▶ _Short exercise_:
Each record below must be returned exactly as shown.

▶ _Source data_:
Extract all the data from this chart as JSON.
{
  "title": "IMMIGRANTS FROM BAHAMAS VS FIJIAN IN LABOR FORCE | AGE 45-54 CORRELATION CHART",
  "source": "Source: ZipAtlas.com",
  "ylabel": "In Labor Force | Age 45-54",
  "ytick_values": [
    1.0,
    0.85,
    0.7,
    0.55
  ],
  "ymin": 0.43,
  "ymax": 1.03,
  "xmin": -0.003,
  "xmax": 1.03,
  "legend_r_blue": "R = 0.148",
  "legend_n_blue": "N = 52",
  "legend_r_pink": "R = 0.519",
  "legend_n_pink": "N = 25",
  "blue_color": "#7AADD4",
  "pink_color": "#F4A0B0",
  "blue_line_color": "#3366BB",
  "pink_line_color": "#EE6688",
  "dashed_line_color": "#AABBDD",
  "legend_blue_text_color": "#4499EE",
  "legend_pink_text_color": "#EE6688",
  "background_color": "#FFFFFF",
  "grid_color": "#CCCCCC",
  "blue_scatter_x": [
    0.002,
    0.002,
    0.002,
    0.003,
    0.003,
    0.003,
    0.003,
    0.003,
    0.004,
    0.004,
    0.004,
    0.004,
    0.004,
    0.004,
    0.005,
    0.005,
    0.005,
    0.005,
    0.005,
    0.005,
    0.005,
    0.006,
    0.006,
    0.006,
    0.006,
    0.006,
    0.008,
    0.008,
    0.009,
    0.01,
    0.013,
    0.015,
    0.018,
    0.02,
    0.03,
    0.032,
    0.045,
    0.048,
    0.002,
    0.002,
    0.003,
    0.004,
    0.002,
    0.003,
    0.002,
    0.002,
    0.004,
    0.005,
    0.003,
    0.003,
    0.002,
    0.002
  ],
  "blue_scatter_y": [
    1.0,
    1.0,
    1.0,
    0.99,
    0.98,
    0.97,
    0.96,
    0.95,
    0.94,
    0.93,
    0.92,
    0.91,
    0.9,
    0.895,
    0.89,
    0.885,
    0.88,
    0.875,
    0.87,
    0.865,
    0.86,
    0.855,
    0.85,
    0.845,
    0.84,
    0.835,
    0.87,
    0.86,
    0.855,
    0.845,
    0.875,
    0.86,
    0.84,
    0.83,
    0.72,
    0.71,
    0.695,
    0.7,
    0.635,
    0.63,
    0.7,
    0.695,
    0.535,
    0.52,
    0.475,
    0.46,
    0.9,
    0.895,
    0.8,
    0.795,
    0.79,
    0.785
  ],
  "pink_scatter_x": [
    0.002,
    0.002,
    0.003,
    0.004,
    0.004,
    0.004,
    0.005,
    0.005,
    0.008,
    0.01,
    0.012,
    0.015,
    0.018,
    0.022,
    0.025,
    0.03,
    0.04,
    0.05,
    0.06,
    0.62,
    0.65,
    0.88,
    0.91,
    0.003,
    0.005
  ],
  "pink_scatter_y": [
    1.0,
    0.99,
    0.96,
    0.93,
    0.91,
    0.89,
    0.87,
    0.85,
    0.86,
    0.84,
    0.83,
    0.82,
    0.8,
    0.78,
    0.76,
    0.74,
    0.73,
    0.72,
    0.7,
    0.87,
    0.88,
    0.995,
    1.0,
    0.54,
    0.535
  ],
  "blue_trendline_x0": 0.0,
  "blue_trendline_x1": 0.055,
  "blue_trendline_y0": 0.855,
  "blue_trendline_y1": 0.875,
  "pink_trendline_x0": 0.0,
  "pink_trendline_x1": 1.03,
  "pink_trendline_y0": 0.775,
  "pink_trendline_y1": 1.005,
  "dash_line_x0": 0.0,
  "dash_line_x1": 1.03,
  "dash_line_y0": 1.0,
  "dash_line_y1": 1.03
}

▶ _Solution to this task_:
Extract all the data from this chart as JSON.
{
  "title": "IMMIGRANTS FROM BAHAMAS VS FIJIAN IN LABOR FORCE | AGE 45-54 CORRELATION CHART",
  "source": "Source: ZipAtlas.com",
  "ylabel": "In Labor Force | Age 45-54",
  "ytick_values": [
    1.0,
    0.85,
    0.7,
    0.55
  ],
  "ymin": 0.43,
  "ymax": 1.03,
  "xmin": -0.003,
  "xmax": 1.03,
  "legend_r_blue": "R = 0.148",
  "legend_n_blue": "N = 52",
  "legend_r_pink": "R = 0.519",
  "legend_n_pink": "N = 25",
  "blue_color": "#7AADD4",
  "pink_color": "#F4A0B0",
  "blue_line_color": "#3366BB",
  "pink_line_color": "#EE6688",
  "dashed_line_color": "#AABBDD",
  "legend_blue_text_color": "#4499EE",
  "legend_pink_text_color": "#EE6688",
  "background_color": "#FFFFFF",
  "grid_color": "#CCCCCC",
  "blue_scatter_x": [
    0.002,
    0.002,
    0.002,
    0.003,
    0.003,
    0.003,
    0.003,
    0.003,
    0.004,
    0.004,
    0.004,
    0.004,
    0.004,
    0.004,
    0.005,
    0.005,
    0.005,
    0.005,
    0.005,
    0.005,
    0.005,
    0.006,
    0.006,
    0.006,
    0.006,
    0.006,
    0.008,
    0.008,
    0.009,
    0.01,
    0.013,
    0.015,
    0.018,
    0.02,
    0.03,
    0.032,
    0.045,
    0.048,
    0.002,
    0.002,
    0.003,
    0.004,
    0.002,
    0.003,
    0.002,
    0.002,
    0.004,
    0.005,
    0.003,
    0.003,
    0.002,
    0.002
  ],
  "blue_scatter_y": [
    1.0,
    1.0,
    1.0,
    0.99,
    0.98,
    0.97,
    0.96,
    0.95,
    0.94,
    0.93,
    0.92,
    0.91,
    0.9,
    0.895,
    0.89,
    0.885,
    0.88,
    0.875,
    0.87,
    0.865,
    0.86,
    0.855,
    0.85,
    0.845,
    0.84,
    0.835,
    0.87,
    0.86,
    0.855,
    0.845,
    0.875,
    0.86,
    0.84,
    0.83,
    0.72,
    0.71,
    0.695,
    0.7,
    0.635,
    0.63,
    0.7,
    0.695,
    0.535,
    0.52,
    0.475,
    0.46,
    0.9,
    0.895,
    0.8,
    0.795,
    0.79,
    0.785
  ],
  "pink_scatter_x": [
    0.002,
    0.002,
    0.003,
    0.004,
    0.004,
    0.004,
    0.005,
    0.005,
    0.008,
    0.01,
    0.012,
    0.015,
    0.018,
    0.022,
    0.025,
    0.03,
    0.04,
    0.05,
    0.06,
    0.62,
    0.65,
    0.88,
    0.91,
    0.003,
    0.005
  ],
  "pink_scatter_y": [
    1.0,
    0.99,
    0.96,
    0.93,
    0.91,
    0.89,
    0.87,
    0.85,
    0.86,
    0.84,
    0.83,
    0.82,
    0.8,
    0.78,
    0.76,
    0.74,
    0.73,
    0.72,
    0.7,
    0.87,
    0.88,
    0.995,
    1.0,
    0.54,
    0.535
  ],
  "blue_trendline_x0": 0.0,
  "blue_trendline_x1": 0.055,
  "blue_trendline_y0": 0.855,
  "blue_trendline_y1": 0.875,
  "pink_trendline_x0": 0.0,
  "pink_trendline_x1": 1.03,
  "pink_trendline_y0": 0.775,
  "pink_trendline_y1": 1.005,
  "dash_line_x0": 0.0,
  "dash_line_x1": 1.03,
  "dash_line_y0": 1.0,
  "dash_line_y1": 1.03
}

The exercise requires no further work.